* [Requirement]: Reproduce the passage on pattern recognition for computer security, starting at "The solutions to" and ending at "have been used.", replacing "guidelines" with "recommendations".

──────── Document passage

The solutions to the above problems is far from being deﬁned. However, some
preliminary guidelines and directions can be given. Section 2 provides a brief
overvuew of related works. A proposal for the design of pattern recogition systems for computer security and Multimedia Retrieval will be provided in Section
3. Section 4 will provide an example of experimental results related to the above
applications where the guidelines have been used.

2

Related Works

In the ﬁeld of computer security, very recently the concept of adversarial classiﬁcation has been introduced [11,1,29,5]. The title of one of the seminal works
on the topic is quite clear: “Can Machine Learning Be Secure?”, pointing out
the weaknesses of machine learning techniques with respect to an adversary that
aims at evading or misleading the detection system. These works propose some
statistical models that take into account the cost of the activities an adversary
must take in order to evade or mislead the system. Thus, a system is robust
against adversary actions as soon as the cost paid by the adversary is higher
than the chances of getting an advantage. Among the proposed techniques that
increase the costs of the actions of the adversary, the use of multiple features
to represent the patterns, and the use of multiple learning algorithms provide

solutions that not only make the task of adversary more diﬃcult, but also may
improve the detection abilties of the system [5]. Nonetheless, how to formulate
the detection problem, extract suitable features, and select eﬀective learning
algorithms still remain a problem to be solved. Very recently, some papers addressed the problem of “moving targets” in the computer security community
[21,31]. These papers address the problem of changes in the deﬁnition of normal
behavior for a given system, and resort to techniques proposed in the framework
of the so-called concept drift [34,14]. However, concept-drift may only partially
provide a solution to the problem.

────────────────
──────── Source material

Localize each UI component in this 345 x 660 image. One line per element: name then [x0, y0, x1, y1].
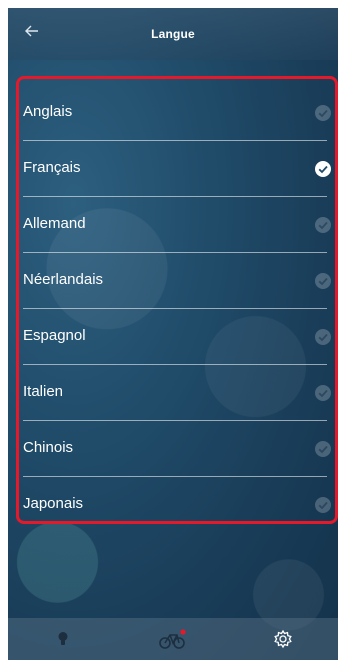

────────────────

* [Completed task]:
The solutions to the above problems is far from being deﬁned. However, some
preliminary recommendations and directions can be given. Section 2 provides a brief
overvuew of related works. A proposal for the design of pattern recogition systems for computer security and Multimedia Retrieval will be provided in Section
3. Section 4 will provide an example of experimental results related to the above
applications where the recommendations have been used.